**Stated task**
Your task is to print the material below exactly as presented.

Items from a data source
>>>>

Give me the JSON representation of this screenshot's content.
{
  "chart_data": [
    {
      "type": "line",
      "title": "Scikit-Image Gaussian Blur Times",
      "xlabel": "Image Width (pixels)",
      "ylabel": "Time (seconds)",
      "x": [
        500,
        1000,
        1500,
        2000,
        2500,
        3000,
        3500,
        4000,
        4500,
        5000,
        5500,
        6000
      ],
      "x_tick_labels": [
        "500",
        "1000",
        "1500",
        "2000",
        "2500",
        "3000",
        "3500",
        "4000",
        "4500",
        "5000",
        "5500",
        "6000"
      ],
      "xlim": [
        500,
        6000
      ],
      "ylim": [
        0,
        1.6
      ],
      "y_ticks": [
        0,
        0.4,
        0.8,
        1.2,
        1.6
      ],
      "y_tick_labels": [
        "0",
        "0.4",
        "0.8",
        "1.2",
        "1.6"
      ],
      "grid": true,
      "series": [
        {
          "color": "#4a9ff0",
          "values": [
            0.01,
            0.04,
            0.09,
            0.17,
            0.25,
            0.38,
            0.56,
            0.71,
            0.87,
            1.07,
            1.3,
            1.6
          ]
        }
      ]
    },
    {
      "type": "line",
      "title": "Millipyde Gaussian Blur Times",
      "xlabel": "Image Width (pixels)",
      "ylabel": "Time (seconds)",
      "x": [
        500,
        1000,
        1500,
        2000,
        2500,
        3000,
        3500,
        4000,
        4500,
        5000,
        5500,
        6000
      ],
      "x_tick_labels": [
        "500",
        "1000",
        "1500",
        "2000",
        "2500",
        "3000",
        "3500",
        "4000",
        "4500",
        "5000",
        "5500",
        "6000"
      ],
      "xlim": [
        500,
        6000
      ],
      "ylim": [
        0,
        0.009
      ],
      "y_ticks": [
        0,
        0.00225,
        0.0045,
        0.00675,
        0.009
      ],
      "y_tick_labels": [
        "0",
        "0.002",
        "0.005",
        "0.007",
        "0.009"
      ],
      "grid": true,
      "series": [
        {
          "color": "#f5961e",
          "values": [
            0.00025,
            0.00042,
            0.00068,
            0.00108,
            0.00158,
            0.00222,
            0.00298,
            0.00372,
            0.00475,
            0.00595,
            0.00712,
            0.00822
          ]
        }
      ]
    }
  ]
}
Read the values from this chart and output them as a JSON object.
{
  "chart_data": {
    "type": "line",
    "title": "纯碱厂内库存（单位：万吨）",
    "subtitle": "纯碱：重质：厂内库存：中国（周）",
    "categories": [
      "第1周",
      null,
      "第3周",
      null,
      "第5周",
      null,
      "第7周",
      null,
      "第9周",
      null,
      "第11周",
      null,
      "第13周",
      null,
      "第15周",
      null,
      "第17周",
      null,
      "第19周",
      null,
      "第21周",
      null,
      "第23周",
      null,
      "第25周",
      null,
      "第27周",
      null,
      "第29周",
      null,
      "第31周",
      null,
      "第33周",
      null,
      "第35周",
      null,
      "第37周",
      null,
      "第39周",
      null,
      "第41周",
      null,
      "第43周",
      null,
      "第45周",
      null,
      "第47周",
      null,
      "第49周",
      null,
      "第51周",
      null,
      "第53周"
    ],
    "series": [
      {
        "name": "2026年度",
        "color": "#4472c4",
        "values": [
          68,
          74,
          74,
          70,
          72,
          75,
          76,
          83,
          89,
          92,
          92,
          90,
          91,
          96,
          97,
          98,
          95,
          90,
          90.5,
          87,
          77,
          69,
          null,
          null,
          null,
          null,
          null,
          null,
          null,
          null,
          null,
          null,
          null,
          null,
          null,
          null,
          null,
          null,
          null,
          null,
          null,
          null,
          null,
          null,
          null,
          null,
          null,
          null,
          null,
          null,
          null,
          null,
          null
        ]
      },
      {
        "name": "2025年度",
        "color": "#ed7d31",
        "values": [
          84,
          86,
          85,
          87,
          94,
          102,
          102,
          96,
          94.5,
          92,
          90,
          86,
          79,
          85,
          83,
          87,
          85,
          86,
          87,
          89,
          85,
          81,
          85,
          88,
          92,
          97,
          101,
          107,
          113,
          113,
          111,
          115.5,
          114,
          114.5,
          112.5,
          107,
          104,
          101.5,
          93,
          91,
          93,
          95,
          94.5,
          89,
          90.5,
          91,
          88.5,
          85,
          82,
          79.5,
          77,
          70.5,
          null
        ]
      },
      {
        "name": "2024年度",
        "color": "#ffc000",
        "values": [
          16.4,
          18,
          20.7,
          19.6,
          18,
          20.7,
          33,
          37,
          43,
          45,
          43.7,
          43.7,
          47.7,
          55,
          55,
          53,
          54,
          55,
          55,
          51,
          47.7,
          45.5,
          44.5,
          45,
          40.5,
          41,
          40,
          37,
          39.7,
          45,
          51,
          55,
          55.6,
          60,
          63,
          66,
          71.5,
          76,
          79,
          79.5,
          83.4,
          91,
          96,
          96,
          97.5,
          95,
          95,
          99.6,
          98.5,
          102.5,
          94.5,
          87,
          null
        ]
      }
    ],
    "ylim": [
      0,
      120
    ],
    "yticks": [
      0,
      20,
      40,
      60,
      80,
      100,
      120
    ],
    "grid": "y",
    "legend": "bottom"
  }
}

<<<<

**Problem solution**
Give me the JSON representation of this screenshot's content.
{
  "chart_data": [
    {
      "type": "line",
      "title": "Scikit-Image Gaussian Blur Times",
      "xlabel": "Image Width (pixels)",
      "ylabel": "Time (seconds)",
      "x": [
        500,
        1000,
        1500,
        2000,
        2500,
        3000,
        3500,
        4000,
        4500,
        5000,
        5500,
        6000
      ],
      "x_tick_labels": [
        "500",
        "1000",
        "1500",
        "2000",
        "2500",
        "3000",
        "3500",
        "4000",
        "4500",
        "5000",
        "5500",
        "6000"
      ],
      "xlim": [
        500,
        6000
      ],
      "ylim": [
        0,
        1.6
      ],
      "y_ticks": [
        0,
        0.4,
        0.8,
        1.2,
        1.6
      ],
      "y_tick_labels": [
        "0",
        "0.4",
        "0.8",
        "1.2",
        "1.6"
      ],
      "grid": true,
      "series": [
        {
          "color": "#4a9ff0",
          "values": [
            0.01,
            0.04,
            0.09,
            0.17,
            0.25,
            0.38,
            0.56,
            0.71,
            0.87,
            1.07,
            1.3,
            1.6
          ]
        }
      ]
    },
    {
      "type": "line",
      "title": "Millipyde Gaussian Blur Times",
      "xlabel": "Image Width (pixels)",
      "ylabel": "Time (seconds)",
      "x": [
        500,
        1000,
        1500,
        2000,
        2500,
        3000,
        3500,
        4000,
        4500,
        5000,
        5500,
        6000
      ],
      "x_tick_labels": [
        "500",
        "1000",
        "1500",
        "2000",
        "2500",
        "3000",
        "3500",
        "4000",
        "4500",
        "5000",
        "5500",
        "6000"
      ],
      "xlim": [
        500,
        6000
      ],
      "ylim": [
        0,
        0.009
      ],
      "y_ticks": [
        0,
        0.00225,
        0.0045,
        0.00675,
        0.009
      ],
      "y_tick_labels": [
        "0",
        "0.002",
        "0.005",
        "0.007",
        "0.009"
      ],
      "grid": true,
      "series": [
        {
          "color": "#f5961e",
          "values": [
            0.00025,
            0.00042,
            0.00068,
            0.00108,
            0.00158,
            0.00222,
            0.00298,
            0.00372,
            0.00475,
            0.00595,
            0.00712,
            0.00822
          ]
        }
      ]
    }
  ]
}
Read the values from this chart and output them as a JSON object.
{
  "chart_data": {
    "type": "line",
    "title": "纯碱厂内库存（单位：万吨）",
    "subtitle": "纯碱：重质：厂内库存：中国（周）",
    "categories": [
      "第1周",
      null,
      "第3周",
      null,
      "第5周",
      null,
      "第7周",
      null,
      "第9周",
      null,
      "第11周",
      null,
      "第13周",
      null,
      "第15周",
      null,
      "第17周",
      null,
      "第19周",
      null,
      "第21周",
      null,
      "第23周",
      null,
      "第25周",
      null,
      "第27周",
      null,
      "第29周",
      null,
      "第31周",
      null,
      "第33周",
      null,
      "第35周",
      null,
      "第37周",
      null,
      "第39周",
      null,
      "第41周",
      null,
      "第43周",
      null,
      "第45周",
      null,
      "第47周",
      null,
      "第49周",
      null,
      "第51周",
      null,
      "第53周"
    ],
    "series": [
      {
        "name": "2026年度",
        "color": "#4472c4",
        "values": [
          68,
          74,
          74,
          70,
          72,
          75,
          76,
          83,
          89,
          92,
          92,
          90,
          91,
          96,
          97,
          98,
          95,
          90,
          90.5,
          87,
          77,
          69,
          null,
          null,
          null,
          null,
          null,
          null,
          null,
          null,
          null,
          null,
          null,
          null,
          null,
          null,
          null,
          null,
          null,
          null,
          null,
          null,
          null,
          null,
          null,
          null,
          null,
          null,
          null,
          null,
          null,
          null,
          null
        ]
      },
      {
        "name": "2025年度",
        "color": "#ed7d31",
        "values": [
          84,
          86,
          85,
          87,
          94,
          102,
          102,
          96,
          94.5,
          92,
          90,
          86,
          79,
          85,
          83,
          87,
          85,
          86,
          87,
          89,
          85,
          81,
          85,
          88,
          92,
          97,
          101,
          107,
          113,
          113,
          111,
          115.5,
          114,
          114.5,
          112.5,
          107,
          104,
          101.5,
          93,
          91,
          93,
          95,
          94.5,
          89,
          90.5,
          91,
          88.5,
          85,
          82,
          79.5,
          77,
          70.5,
          null
        ]
      },
      {
        "name": "2024年度",
        "color": "#ffc000",
        "values": [
          16.4,
          18,
          20.7,
          19.6,
          18,
          20.7,
          33,
          37,
          43,
          45,
          43.7,
          43.7,
          47.7,
          55,
          55,
          53,
          54,
          55,
          55,
          51,
          47.7,
          45.5,
          44.5,
          45,
          40.5,
          41,
          40,
          37,
          39.7,
          45,
          51,
          55,
          55.6,
          60,
          63,
          66,
          71.5,
          76,
          79,
          79.5,
          83.4,
          91,
          96,
          96,
          97.5,
          95,
          95,
          99.6,
          98.5,
          102.5,
          94.5,
          87,
          null
        ]
      }
    ],
    "ylim": [
      0,
      120
    ],
    "yticks": [
      0,
      20,
      40,
      60,
      80,
      100,
      120
    ],
    "grid": "y",
    "legend": "bottom"
  }
}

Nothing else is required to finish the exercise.